* Collected data entries

|---|

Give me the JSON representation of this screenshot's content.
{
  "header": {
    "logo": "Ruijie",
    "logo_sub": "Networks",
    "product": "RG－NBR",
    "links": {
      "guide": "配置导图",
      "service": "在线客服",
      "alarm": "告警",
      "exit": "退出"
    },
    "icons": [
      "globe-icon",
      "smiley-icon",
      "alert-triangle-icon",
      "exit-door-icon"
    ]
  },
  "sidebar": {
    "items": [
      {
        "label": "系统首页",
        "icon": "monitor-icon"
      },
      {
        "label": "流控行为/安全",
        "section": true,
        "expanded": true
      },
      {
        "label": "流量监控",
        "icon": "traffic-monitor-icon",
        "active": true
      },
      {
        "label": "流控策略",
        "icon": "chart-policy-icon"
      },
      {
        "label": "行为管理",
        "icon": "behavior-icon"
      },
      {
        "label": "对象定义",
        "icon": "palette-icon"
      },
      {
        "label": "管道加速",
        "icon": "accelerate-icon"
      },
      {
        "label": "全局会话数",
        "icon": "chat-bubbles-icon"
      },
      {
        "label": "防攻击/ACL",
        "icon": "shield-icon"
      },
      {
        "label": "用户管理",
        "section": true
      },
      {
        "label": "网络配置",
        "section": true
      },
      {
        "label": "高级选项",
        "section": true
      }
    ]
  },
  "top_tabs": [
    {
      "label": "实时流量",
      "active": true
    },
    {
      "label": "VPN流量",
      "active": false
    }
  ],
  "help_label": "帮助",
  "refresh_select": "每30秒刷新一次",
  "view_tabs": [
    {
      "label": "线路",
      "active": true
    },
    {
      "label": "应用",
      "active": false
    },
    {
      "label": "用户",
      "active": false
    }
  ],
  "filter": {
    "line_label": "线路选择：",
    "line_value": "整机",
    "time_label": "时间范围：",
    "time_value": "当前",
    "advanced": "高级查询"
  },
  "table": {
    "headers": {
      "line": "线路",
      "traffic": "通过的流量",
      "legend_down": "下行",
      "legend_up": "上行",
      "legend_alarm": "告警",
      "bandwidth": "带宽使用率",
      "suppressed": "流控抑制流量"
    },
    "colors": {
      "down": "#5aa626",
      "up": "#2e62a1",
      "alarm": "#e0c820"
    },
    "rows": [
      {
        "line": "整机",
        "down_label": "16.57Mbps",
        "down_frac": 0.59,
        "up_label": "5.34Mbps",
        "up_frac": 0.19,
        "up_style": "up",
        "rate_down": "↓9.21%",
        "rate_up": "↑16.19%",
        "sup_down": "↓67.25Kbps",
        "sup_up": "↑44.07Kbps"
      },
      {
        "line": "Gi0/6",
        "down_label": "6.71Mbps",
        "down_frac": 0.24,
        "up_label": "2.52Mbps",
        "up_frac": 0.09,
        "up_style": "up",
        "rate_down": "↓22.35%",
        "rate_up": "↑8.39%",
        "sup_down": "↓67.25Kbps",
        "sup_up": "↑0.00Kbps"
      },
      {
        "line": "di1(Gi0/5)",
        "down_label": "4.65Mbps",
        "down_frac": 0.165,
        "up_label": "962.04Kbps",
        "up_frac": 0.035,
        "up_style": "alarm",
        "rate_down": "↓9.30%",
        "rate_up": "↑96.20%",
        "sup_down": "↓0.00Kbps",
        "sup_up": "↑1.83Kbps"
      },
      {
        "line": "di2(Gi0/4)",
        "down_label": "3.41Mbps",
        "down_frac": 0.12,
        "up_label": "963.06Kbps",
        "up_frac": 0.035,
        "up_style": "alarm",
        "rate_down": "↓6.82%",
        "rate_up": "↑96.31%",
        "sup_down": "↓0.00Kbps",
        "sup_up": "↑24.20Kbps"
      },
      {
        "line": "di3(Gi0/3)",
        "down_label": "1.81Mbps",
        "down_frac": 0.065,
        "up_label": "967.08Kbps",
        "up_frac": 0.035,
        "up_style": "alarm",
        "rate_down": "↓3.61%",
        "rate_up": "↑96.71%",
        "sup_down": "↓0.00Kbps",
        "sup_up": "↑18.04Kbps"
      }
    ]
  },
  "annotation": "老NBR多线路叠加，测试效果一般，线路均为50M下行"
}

|---|

* Stated exercise
Report back each line of the entries that holds the string "monitor".

* Task output
        "icon": "monitor-icon"
        "icon": "traffic-monitor-icon",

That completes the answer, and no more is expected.